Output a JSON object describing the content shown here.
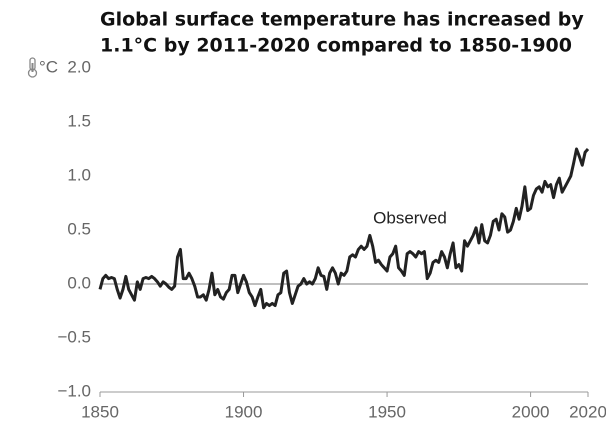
{
  "chart_data": {
    "type": "line",
    "title": [
      "Global surface temperature has increased by",
      "1.1°C by 2011-2020 compared to 1850-1900"
    ],
    "y_label": "°C",
    "annotation": "Observed",
    "x": [
      1850,
      1851,
      1852,
      1853,
      1854,
      1855,
      1856,
      1857,
      1858,
      1859,
      1860,
      1861,
      1862,
      1863,
      1864,
      1865,
      1866,
      1867,
      1868,
      1869,
      1870,
      1871,
      1872,
      1873,
      1874,
      1875,
      1876,
      1877,
      1878,
      1879,
      1880,
      1881,
      1882,
      1883,
      1884,
      1885,
      1886,
      1887,
      1888,
      1889,
      1890,
      1891,
      1892,
      1893,
      1894,
      1895,
      1896,
      1897,
      1898,
      1899,
      1900,
      1901,
      1902,
      1903,
      1904,
      1905,
      1906,
      1907,
      1908,
      1909,
      1910,
      1911,
      1912,
      1913,
      1914,
      1915,
      1916,
      1917,
      1918,
      1919,
      1920,
      1921,
      1922,
      1923,
      1924,
      1925,
      1926,
      1927,
      1928,
      1929,
      1930,
      1931,
      1932,
      1933,
      1934,
      1935,
      1936,
      1937,
      1938,
      1939,
      1940,
      1941,
      1942,
      1943,
      1944,
      1945,
      1946,
      1947,
      1948,
      1949,
      1950,
      1951,
      1952,
      1953,
      1954,
      1955,
      1956,
      1957,
      1958,
      1959,
      1960,
      1961,
      1962,
      1963,
      1964,
      1965,
      1966,
      1967,
      1968,
      1969,
      1970,
      1971,
      1972,
      1973,
      1974,
      1975,
      1976,
      1977,
      1978,
      1979,
      1980,
      1981,
      1982,
      1983,
      1984,
      1985,
      1986,
      1987,
      1988,
      1989,
      1990,
      1991,
      1992,
      1993,
      1994,
      1995,
      1996,
      1997,
      1998,
      1999,
      2000,
      2001,
      2002,
      2003,
      2004,
      2005,
      2006,
      2007,
      2008,
      2009,
      2010,
      2011,
      2012,
      2013,
      2014,
      2015,
      2016,
      2017,
      2018,
      2019,
      2020
    ],
    "series": [
      {
        "color": "#222222",
        "values": [
          -0.05,
          0.05,
          0.08,
          0.05,
          0.06,
          0.05,
          -0.05,
          -0.13,
          -0.05,
          0.07,
          -0.05,
          -0.1,
          -0.15,
          0.02,
          -0.05,
          0.05,
          0.06,
          0.05,
          0.07,
          0.05,
          0.02,
          -0.02,
          0.02,
          0.0,
          -0.03,
          -0.05,
          -0.02,
          0.25,
          0.32,
          0.05,
          0.05,
          0.1,
          0.05,
          -0.02,
          -0.12,
          -0.12,
          -0.1,
          -0.15,
          -0.05,
          0.1,
          -0.1,
          -0.05,
          -0.12,
          -0.14,
          -0.08,
          -0.05,
          0.08,
          0.08,
          -0.08,
          0.0,
          0.08,
          0.02,
          -0.08,
          -0.12,
          -0.2,
          -0.12,
          -0.05,
          -0.22,
          -0.18,
          -0.2,
          -0.18,
          -0.2,
          -0.1,
          -0.08,
          0.1,
          0.12,
          -0.08,
          -0.18,
          -0.1,
          -0.02,
          0.0,
          0.05,
          0.0,
          0.02,
          0.0,
          0.05,
          0.15,
          0.08,
          0.07,
          -0.05,
          0.1,
          0.15,
          0.1,
          0.0,
          0.1,
          0.08,
          0.12,
          0.25,
          0.27,
          0.25,
          0.32,
          0.35,
          0.32,
          0.35,
          0.45,
          0.35,
          0.2,
          0.22,
          0.18,
          0.15,
          0.12,
          0.25,
          0.28,
          0.35,
          0.15,
          0.12,
          0.08,
          0.28,
          0.3,
          0.28,
          0.25,
          0.3,
          0.28,
          0.3,
          0.05,
          0.1,
          0.2,
          0.22,
          0.2,
          0.3,
          0.25,
          0.15,
          0.28,
          0.38,
          0.15,
          0.18,
          0.12,
          0.4,
          0.35,
          0.4,
          0.45,
          0.52,
          0.38,
          0.55,
          0.4,
          0.38,
          0.45,
          0.58,
          0.6,
          0.5,
          0.65,
          0.62,
          0.48,
          0.5,
          0.58,
          0.7,
          0.6,
          0.72,
          0.9,
          0.68,
          0.7,
          0.82,
          0.88,
          0.9,
          0.85,
          0.95,
          0.9,
          0.92,
          0.8,
          0.92,
          0.98,
          0.85,
          0.9,
          0.95,
          1.0,
          1.12,
          1.25,
          1.18,
          1.1,
          1.22,
          1.25
        ]
      }
    ],
    "xlim": [
      1850,
      2020
    ],
    "xticks": [
      1850,
      1900,
      1950,
      2000,
      2020
    ],
    "ylim": [
      -1,
      2
    ],
    "yticks": [
      {
        "value": 2,
        "label": "2.0"
      },
      1.5,
      {
        "value": 1,
        "label": "1.0"
      },
      0.5,
      {
        "value": 0,
        "label": "0.0"
      },
      {
        "value": -0.5,
        "label": "−0.5"
      },
      {
        "value": -1,
        "label": "−1.0"
      }
    ],
    "zero_line": true,
    "grid": false
  }
}
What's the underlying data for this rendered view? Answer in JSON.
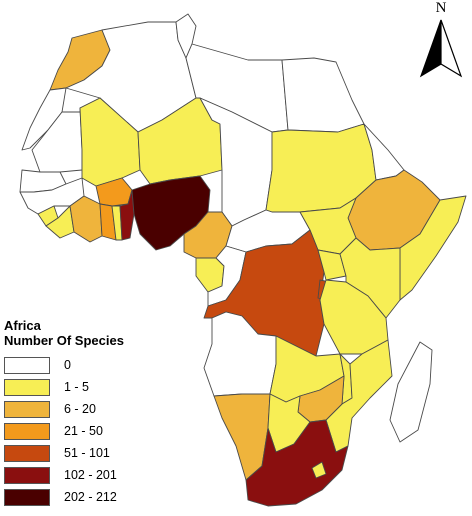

----

**EXERCISE GOAL**
Set every line down exactly as written, leaving each picture out.

**SOLUTION**
Output a JSON object describing the content shown here.
{
  "chart_data": {
    "type": "line",
    "title": [
      "Global surface temperature has increased by",
      "1.1°C by 2011-2020 compared to 1850-1900"
    ],
    "y_label": "°C",
    "annotation": "Observed",
    "x": [
      1850,
      1851,
      1852,
      1853,
      1854,
      1855,
      1856,
      1857,
      1858,
      1859,
      1860,
      1861,
      1862,
      1863,
      1864,
      1865,
      1866,
      1867,
      1868,
      1869,
      1870,
      1871,
      1872,
      1873,
      1874,
      1875,
      1876,
      1877,
      1878,
      1879,
      1880,
      1881,
      1882,
      1883,
      1884,
      1885,
      1886,
      1887,
      1888,
      1889,
      1890,
      1891,
      1892,
      1893,
      1894,
      1895,
      1896,
      1897,
      1898,
      1899,
      1900,
      1901,
      1902,
      1903,
      1904,
      1905,
      1906,
      1907,
      1908,
      1909,
      1910,
      1911,
      1912,
      1913,
      1914,
      1915,
      1916,
      1917,
      1918,
      1919,
      1920,
      1921,
      1922,
      1923,
      1924,
      1925,
      1926,
      1927,
      1928,
      1929,
      1930,
      1931,
      1932,
      1933,
      1934,
      1935,
      1936,
      1937,
      1938,
      1939,
      1940,
      1941,
      1942,
      1943,
      1944,
      1945,
      1946,
      1947,
      1948,
      1949,
      1950,
      1951,
      1952,
      1953,
      1954,
      1955,
      1956,
      1957,
      1958,
      1959,
      1960,
      1961,
      1962,
      1963,
      1964,
      1965,
      1966,
      1967,
      1968,
      1969,
      1970,
      1971,
      1972,
      1973,
      1974,
      1975,
      1976,
      1977,
      1978,
      1979,
      1980,
      1981,
      1982,
      1983,
      1984,
      1985,
      1986,
      1987,
      1988,
      1989,
      1990,
      1991,
      1992,
      1993,
      1994,
      1995,
      1996,
      1997,
      1998,
      1999,
      2000,
      2001,
      2002,
      2003,
      2004,
      2005,
      2006,
      2007,
      2008,
      2009,
      2010,
      2011,
      2012,
      2013,
      2014,
      2015,
      2016,
      2017,
      2018,
      2019,
      2020
    ],
    "series": [
      {
        "color": "#222222",
        "values": [
          -0.05,
          0.05,
          0.08,
          0.05,
          0.06,
          0.05,
          -0.05,
          -0.13,
          -0.05,
          0.07,
          -0.05,
          -0.1,
          -0.15,
          0.02,
          -0.05,
          0.05,
          0.06,
          0.05,
          0.07,
          0.05,
          0.02,
          -0.02,
          0.02,
          0.0,
          -0.03,
          -0.05,
          -0.02,
          0.25,
          0.32,
          0.05,
          0.05,
          0.1,
          0.05,
          -0.02,
          -0.12,
          -0.12,
          -0.1,
          -0.15,
          -0.05,
          0.1,
          -0.1,
          -0.05,
          -0.12,
          -0.14,
          -0.08,
          -0.05,
          0.08,
          0.08,
          -0.08,
          0.0,
          0.08,
          0.02,
          -0.08,
          -0.12,
          -0.2,
          -0.12,
          -0.05,
          -0.22,
          -0.18,
          -0.2,
          -0.18,
          -0.2,
          -0.1,
          -0.08,
          0.1,
          0.12,
          -0.08,
          -0.18,
          -0.1,
          -0.02,
          0.0,
          0.05,
          0.0,
          0.02,
          0.0,
          0.05,
          0.15,
          0.08,
          0.07,
          -0.05,
          0.1,
          0.15,
          0.1,
          0.0,
          0.1,
          0.08,
          0.12,
          0.25,
          0.27,
          0.25,
          0.32,
          0.35,
          0.32,
          0.35,
          0.45,
          0.35,
          0.2,
          0.22,
          0.18,
          0.15,
          0.12,
          0.25,
          0.28,
          0.35,
          0.15,
          0.12,
          0.08,
          0.28,
          0.3,
          0.28,
          0.25,
          0.3,
          0.28,
          0.3,
          0.05,
          0.1,
          0.2,
          0.22,
          0.2,
          0.3,
          0.25,
          0.15,
          0.28,
          0.38,
          0.15,
          0.18,
          0.12,
          0.4,
          0.35,
          0.4,
          0.45,
          0.52,
          0.38,
          0.55,
          0.4,
          0.38,
          0.45,
          0.58,
          0.6,
          0.5,
          0.65,
          0.62,
          0.48,
          0.5,
          0.58,
          0.7,
          0.6,
          0.72,
          0.9,
          0.68,
          0.7,
          0.82,
          0.88,
          0.9,
          0.85,
          0.95,
          0.9,
          0.92,
          0.8,
          0.92,
          0.98,
          0.85,
          0.9,
          0.95,
          1.0,
          1.12,
          1.25,
          1.18,
          1.1,
          1.22,
          1.25
        ]
      }
    ],
    "xlim": [
      1850,
      2020
    ],
    "xticks": [
      1850,
      1900,
      1950,
      2000,
      2020
    ],
    "ylim": [
      -1,
      2
    ],
    "yticks": [
      {
        "value": 2,
        "label": "2.0"
      },
      1.5,
      {
        "value": 1,
        "label": "1.0"
      },
      0.5,
      {
        "value": 0,
        "label": "0.0"
      },
      {
        "value": -0.5,
        "label": "−0.5"
      },
      {
        "value": -1,
        "label": "−1.0"
      }
    ],
    "zero_line": true,
    "grid": false
  }
}
What's the underlying data for this rendered view? Answer in JSON.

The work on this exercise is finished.